Problem requirements
Output all the entries word for word. Omit the pictures.

The input
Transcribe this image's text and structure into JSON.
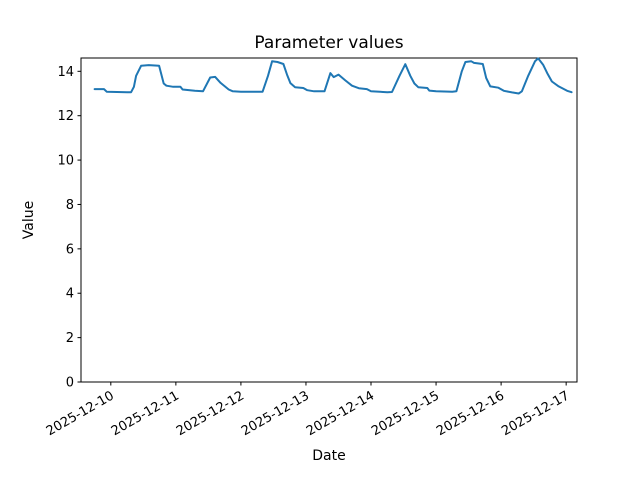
{
  "chart_data": {
    "type": "line",
    "title": "Parameter values",
    "xlabel": "Date",
    "ylabel": "Value",
    "x_ticks": [
      "2025-12-10",
      "2025-12-11",
      "2025-12-12",
      "2025-12-13",
      "2025-12-14",
      "2025-12-15",
      "2025-12-16",
      "2025-12-17"
    ],
    "y_ticks": [
      0,
      2,
      4,
      6,
      8,
      10,
      12,
      14
    ],
    "xlim": [
      "2025-12-09T13:00",
      "2025-12-17T04:00"
    ],
    "ylim": [
      0,
      14.6
    ],
    "line_color": "#1f77b4",
    "axis_color": "#000000",
    "background": "#ffffff",
    "legend": "none",
    "grid": false,
    "series": [
      {
        "points": [
          [
            "2025-12-09T18:00",
            13.2
          ],
          [
            "2025-12-09T21:30",
            13.2
          ],
          [
            "2025-12-09T22:30",
            13.08
          ],
          [
            "2025-12-10T06:00",
            13.06
          ],
          [
            "2025-12-10T07:30",
            13.06
          ],
          [
            "2025-12-10T08:30",
            13.3
          ],
          [
            "2025-12-10T09:20",
            13.8
          ],
          [
            "2025-12-10T11:10",
            14.25
          ],
          [
            "2025-12-10T14:00",
            14.28
          ],
          [
            "2025-12-10T17:50",
            14.25
          ],
          [
            "2025-12-10T19:30",
            13.45
          ],
          [
            "2025-12-10T20:30",
            13.35
          ],
          [
            "2025-12-10T23:00",
            13.3
          ],
          [
            "2025-12-11T01:40",
            13.3
          ],
          [
            "2025-12-11T02:30",
            13.18
          ],
          [
            "2025-12-11T07:00",
            13.12
          ],
          [
            "2025-12-11T10:00",
            13.1
          ],
          [
            "2025-12-11T12:40",
            13.72
          ],
          [
            "2025-12-11T14:30",
            13.75
          ],
          [
            "2025-12-11T16:30",
            13.48
          ],
          [
            "2025-12-11T19:30",
            13.18
          ],
          [
            "2025-12-11T21:00",
            13.1
          ],
          [
            "2025-12-12T00:00",
            13.08
          ],
          [
            "2025-12-12T08:00",
            13.08
          ],
          [
            "2025-12-12T10:00",
            13.8
          ],
          [
            "2025-12-12T11:30",
            14.45
          ],
          [
            "2025-12-12T13:30",
            14.42
          ],
          [
            "2025-12-12T15:40",
            14.33
          ],
          [
            "2025-12-12T17:00",
            13.85
          ],
          [
            "2025-12-12T18:15",
            13.47
          ],
          [
            "2025-12-12T20:00",
            13.28
          ],
          [
            "2025-12-12T23:00",
            13.25
          ],
          [
            "2025-12-13T00:30",
            13.15
          ],
          [
            "2025-12-13T03:00",
            13.1
          ],
          [
            "2025-12-13T06:50",
            13.1
          ],
          [
            "2025-12-13T09:00",
            13.92
          ],
          [
            "2025-12-13T10:15",
            13.74
          ],
          [
            "2025-12-13T12:00",
            13.85
          ],
          [
            "2025-12-13T14:30",
            13.59
          ],
          [
            "2025-12-13T17:00",
            13.35
          ],
          [
            "2025-12-13T19:30",
            13.24
          ],
          [
            "2025-12-13T22:30",
            13.2
          ],
          [
            "2025-12-14T00:00",
            13.1
          ],
          [
            "2025-12-14T06:00",
            13.06
          ],
          [
            "2025-12-14T07:45",
            13.07
          ],
          [
            "2025-12-14T10:30",
            13.8
          ],
          [
            "2025-12-14T12:40",
            14.32
          ],
          [
            "2025-12-14T14:30",
            13.8
          ],
          [
            "2025-12-14T16:00",
            13.45
          ],
          [
            "2025-12-14T17:30",
            13.28
          ],
          [
            "2025-12-14T20:45",
            13.25
          ],
          [
            "2025-12-14T21:30",
            13.13
          ],
          [
            "2025-12-15T00:00",
            13.1
          ],
          [
            "2025-12-15T06:00",
            13.08
          ],
          [
            "2025-12-15T07:30",
            13.1
          ],
          [
            "2025-12-15T09:30",
            14.0
          ],
          [
            "2025-12-15T10:50",
            14.42
          ],
          [
            "2025-12-15T13:00",
            14.45
          ],
          [
            "2025-12-15T14:00",
            14.38
          ],
          [
            "2025-12-15T17:15",
            14.33
          ],
          [
            "2025-12-15T18:30",
            13.7
          ],
          [
            "2025-12-15T20:00",
            13.32
          ],
          [
            "2025-12-15T23:00",
            13.26
          ],
          [
            "2025-12-16T01:00",
            13.12
          ],
          [
            "2025-12-16T04:00",
            13.05
          ],
          [
            "2025-12-16T06:30",
            13.0
          ],
          [
            "2025-12-16T07:40",
            13.1
          ],
          [
            "2025-12-16T10:00",
            13.8
          ],
          [
            "2025-12-16T12:30",
            14.45
          ],
          [
            "2025-12-16T13:40",
            14.58
          ],
          [
            "2025-12-16T15:30",
            14.3
          ],
          [
            "2025-12-16T17:00",
            13.92
          ],
          [
            "2025-12-16T18:45",
            13.54
          ],
          [
            "2025-12-16T21:15",
            13.32
          ],
          [
            "2025-12-17T00:20",
            13.12
          ],
          [
            "2025-12-17T02:00",
            13.06
          ]
        ]
      }
    ]
  }
}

Written solution
Transcribe this image's text and structure into JSON.
{
  "chart_data": {
    "type": "line",
    "title": "Parameter values",
    "xlabel": "Date",
    "ylabel": "Value",
    "x_ticks": [
      "2025-12-10",
      "2025-12-11",
      "2025-12-12",
      "2025-12-13",
      "2025-12-14",
      "2025-12-15",
      "2025-12-16",
      "2025-12-17"
    ],
    "y_ticks": [
      0,
      2,
      4,
      6,
      8,
      10,
      12,
      14
    ],
    "xlim": [
      "2025-12-09T13:00",
      "2025-12-17T04:00"
    ],
    "ylim": [
      0,
      14.6
    ],
    "line_color": "#1f77b4",
    "axis_color": "#000000",
    "background": "#ffffff",
    "legend": "none",
    "grid": false,
    "series": [
      {
        "points": [
          [
            "2025-12-09T18:00",
            13.2
          ],
          [
            "2025-12-09T21:30",
            13.2
          ],
          [
            "2025-12-09T22:30",
            13.08
          ],
          [
            "2025-12-10T06:00",
            13.06
          ],
          [
            "2025-12-10T07:30",
            13.06
          ],
          [
            "2025-12-10T08:30",
            13.3
          ],
          [
            "2025-12-10T09:20",
            13.8
          ],
          [
            "2025-12-10T11:10",
            14.25
          ],
          [
            "2025-12-10T14:00",
            14.28
          ],
          [
            "2025-12-10T17:50",
            14.25
          ],
          [
            "2025-12-10T19:30",
            13.45
          ],
          [
            "2025-12-10T20:30",
            13.35
          ],
          [
            "2025-12-10T23:00",
            13.3
          ],
          [
            "2025-12-11T01:40",
            13.3
          ],
          [
            "2025-12-11T02:30",
            13.18
          ],
          [
            "2025-12-11T07:00",
            13.12
          ],
          [
            "2025-12-11T10:00",
            13.1
          ],
          [
            "2025-12-11T12:40",
            13.72
          ],
          [
            "2025-12-11T14:30",
            13.75
          ],
          [
            "2025-12-11T16:30",
            13.48
          ],
          [
            "2025-12-11T19:30",
            13.18
          ],
          [
            "2025-12-11T21:00",
            13.1
          ],
          [
            "2025-12-12T00:00",
            13.08
          ],
          [
            "2025-12-12T08:00",
            13.08
          ],
          [
            "2025-12-12T10:00",
            13.8
          ],
          [
            "2025-12-12T11:30",
            14.45
          ],
          [
            "2025-12-12T13:30",
            14.42
          ],
          [
            "2025-12-12T15:40",
            14.33
          ],
          [
            "2025-12-12T17:00",
            13.85
          ],
          [
            "2025-12-12T18:15",
            13.47
          ],
          [
            "2025-12-12T20:00",
            13.28
          ],
          [
            "2025-12-12T23:00",
            13.25
          ],
          [
            "2025-12-13T00:30",
            13.15
          ],
          [
            "2025-12-13T03:00",
            13.1
          ],
          [
            "2025-12-13T06:50",
            13.1
          ],
          [
            "2025-12-13T09:00",
            13.92
          ],
          [
            "2025-12-13T10:15",
            13.74
          ],
          [
            "2025-12-13T12:00",
            13.85
          ],
          [
            "2025-12-13T14:30",
            13.59
          ],
          [
            "2025-12-13T17:00",
            13.35
          ],
          [
            "2025-12-13T19:30",
            13.24
          ],
          [
            "2025-12-13T22:30",
            13.2
          ],
          [
            "2025-12-14T00:00",
            13.1
          ],
          [
            "2025-12-14T06:00",
            13.06
          ],
          [
            "2025-12-14T07:45",
            13.07
          ],
          [
            "2025-12-14T10:30",
            13.8
          ],
          [
            "2025-12-14T12:40",
            14.32
          ],
          [
            "2025-12-14T14:30",
            13.8
          ],
          [
            "2025-12-14T16:00",
            13.45
          ],
          [
            "2025-12-14T17:30",
            13.28
          ],
          [
            "2025-12-14T20:45",
            13.25
          ],
          [
            "2025-12-14T21:30",
            13.13
          ],
          [
            "2025-12-15T00:00",
            13.1
          ],
          [
            "2025-12-15T06:00",
            13.08
          ],
          [
            "2025-12-15T07:30",
            13.1
          ],
          [
            "2025-12-15T09:30",
            14.0
          ],
          [
            "2025-12-15T10:50",
            14.42
          ],
          [
            "2025-12-15T13:00",
            14.45
          ],
          [
            "2025-12-15T14:00",
            14.38
          ],
          [
            "2025-12-15T17:15",
            14.33
          ],
          [
            "2025-12-15T18:30",
            13.7
          ],
          [
            "2025-12-15T20:00",
            13.32
          ],
          [
            "2025-12-15T23:00",
            13.26
          ],
          [
            "2025-12-16T01:00",
            13.12
          ],
          [
            "2025-12-16T04:00",
            13.05
          ],
          [
            "2025-12-16T06:30",
            13.0
          ],
          [
            "2025-12-16T07:40",
            13.1
          ],
          [
            "2025-12-16T10:00",
            13.8
          ],
          [
            "2025-12-16T12:30",
            14.45
          ],
          [
            "2025-12-16T13:40",
            14.58
          ],
          [
            "2025-12-16T15:30",
            14.3
          ],
          [
            "2025-12-16T17:00",
            13.92
          ],
          [
            "2025-12-16T18:45",
            13.54
          ],
          [
            "2025-12-16T21:15",
            13.32
          ],
          [
            "2025-12-17T00:20",
            13.12
          ],
          [
            "2025-12-17T02:00",
            13.06
          ]
        ]
      }
    ]
  }
}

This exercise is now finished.